Go through the entries below and retype them exactly, omitting each picture.

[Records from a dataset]
----------------------------------------

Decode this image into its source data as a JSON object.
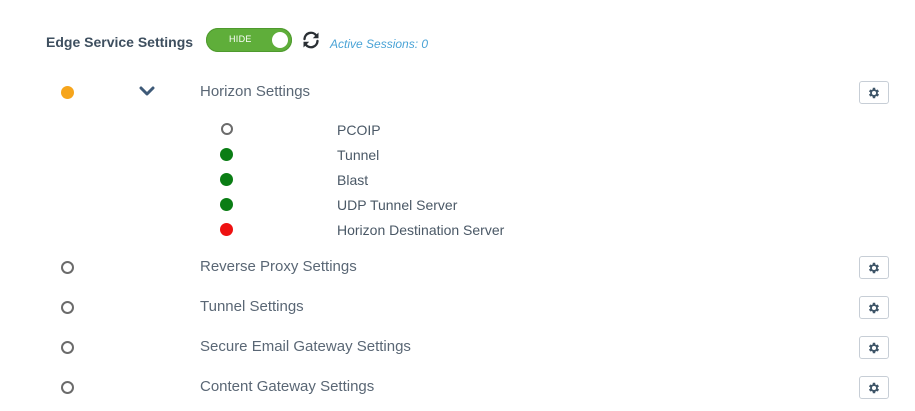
{
  "header": {
    "title": "Edge Service Settings",
    "toggle_label": "HIDE",
    "active_sessions": "Active Sessions: 0"
  },
  "colors": {
    "toggle_on": "#5fae3a",
    "status_warning": "#f6a51c",
    "status_ok": "#0a7d14",
    "status_error": "#ee1111",
    "link": "#4aa3d6"
  },
  "horizon": {
    "label": "Horizon Settings",
    "status": "warning",
    "expanded": true,
    "sub_items": [
      {
        "label": "PCOIP",
        "status": "none"
      },
      {
        "label": "Tunnel",
        "status": "ok"
      },
      {
        "label": "Blast",
        "status": "ok"
      },
      {
        "label": "UDP Tunnel Server",
        "status": "ok"
      },
      {
        "label": "Horizon Destination Server",
        "status": "error"
      }
    ]
  },
  "services": [
    {
      "label": "Reverse Proxy Settings",
      "status": "none"
    },
    {
      "label": "Tunnel Settings",
      "status": "none"
    },
    {
      "label": "Secure Email Gateway Settings",
      "status": "none"
    },
    {
      "label": "Content Gateway Settings",
      "status": "none"
    }
  ],
  "icons": {
    "refresh": "refresh-icon",
    "chevron": "chevron-down-icon",
    "gear": "gear-icon"
  }
}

----------------------------------------

▸ **Result for this exercise**:
Decode this image into its source data as a JSON object.
{
  "header": {
    "title": "Edge Service Settings",
    "toggle_label": "HIDE",
    "active_sessions": "Active Sessions: 0"
  },
  "colors": {
    "toggle_on": "#5fae3a",
    "status_warning": "#f6a51c",
    "status_ok": "#0a7d14",
    "status_error": "#ee1111",
    "link": "#4aa3d6"
  },
  "horizon": {
    "label": "Horizon Settings",
    "status": "warning",
    "expanded": true,
    "sub_items": [
      {
        "label": "PCOIP",
        "status": "none"
      },
      {
        "label": "Tunnel",
        "status": "ok"
      },
      {
        "label": "Blast",
        "status": "ok"
      },
      {
        "label": "UDP Tunnel Server",
        "status": "ok"
      },
      {
        "label": "Horizon Destination Server",
        "status": "error"
      }
    ]
  },
  "services": [
    {
      "label": "Reverse Proxy Settings",
      "status": "none"
    },
    {
      "label": "Tunnel Settings",
      "status": "none"
    },
    {
      "label": "Secure Email Gateway Settings",
      "status": "none"
    },
    {
      "label": "Content Gateway Settings",
      "status": "none"
    }
  ],
  "icons": {
    "refresh": "refresh-icon",
    "chevron": "chevron-down-icon",
    "gear": "gear-icon"
  }
}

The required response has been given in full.